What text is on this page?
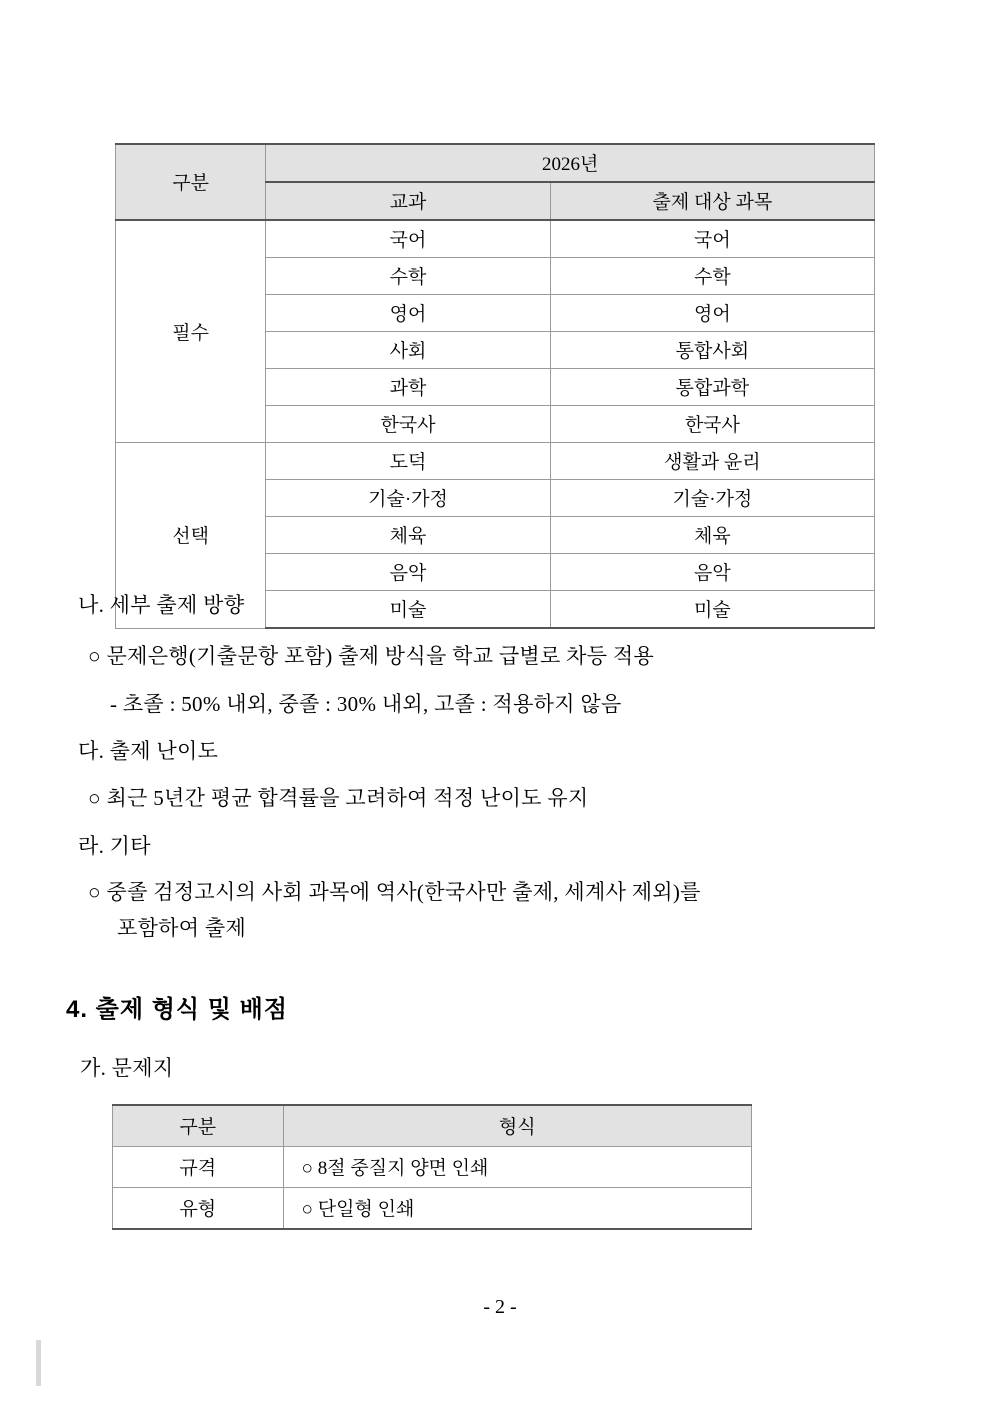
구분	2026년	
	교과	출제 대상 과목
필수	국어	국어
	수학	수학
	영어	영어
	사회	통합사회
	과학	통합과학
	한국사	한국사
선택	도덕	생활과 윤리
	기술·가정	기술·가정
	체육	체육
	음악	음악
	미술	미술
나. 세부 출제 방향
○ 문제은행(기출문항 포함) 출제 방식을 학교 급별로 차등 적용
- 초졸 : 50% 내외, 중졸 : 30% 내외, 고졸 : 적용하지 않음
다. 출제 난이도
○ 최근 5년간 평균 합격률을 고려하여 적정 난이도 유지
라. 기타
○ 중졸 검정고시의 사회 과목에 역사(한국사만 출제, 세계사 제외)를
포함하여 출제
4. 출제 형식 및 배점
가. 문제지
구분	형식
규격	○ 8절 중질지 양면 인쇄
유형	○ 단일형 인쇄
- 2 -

+++

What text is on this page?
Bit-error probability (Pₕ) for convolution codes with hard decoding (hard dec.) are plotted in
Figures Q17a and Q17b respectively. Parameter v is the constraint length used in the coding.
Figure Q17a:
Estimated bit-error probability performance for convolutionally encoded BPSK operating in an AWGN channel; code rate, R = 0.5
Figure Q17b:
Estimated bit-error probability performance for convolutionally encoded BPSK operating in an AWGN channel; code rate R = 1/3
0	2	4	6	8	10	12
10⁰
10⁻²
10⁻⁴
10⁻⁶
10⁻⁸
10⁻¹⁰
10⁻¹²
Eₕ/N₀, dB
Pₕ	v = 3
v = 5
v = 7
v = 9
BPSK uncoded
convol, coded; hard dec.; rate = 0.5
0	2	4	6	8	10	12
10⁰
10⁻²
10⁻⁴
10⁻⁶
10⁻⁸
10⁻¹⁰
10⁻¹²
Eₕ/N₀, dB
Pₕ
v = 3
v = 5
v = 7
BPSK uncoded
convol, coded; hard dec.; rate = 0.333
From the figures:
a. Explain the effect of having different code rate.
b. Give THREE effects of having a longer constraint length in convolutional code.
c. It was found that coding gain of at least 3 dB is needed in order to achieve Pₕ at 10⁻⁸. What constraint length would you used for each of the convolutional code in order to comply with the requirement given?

+++

> [Exercise task]:
In the records, locate each line holding the string "Estimated" and copy it.

> [Response below]:
Estimated bit-error probability performance for convolutionally encoded BPSK operating in an AWGN channel; code rate, R = 0.5
Estimated bit-error probability performance for convolutionally encoded BPSK operating in an AWGN channel; code rate R = 1/3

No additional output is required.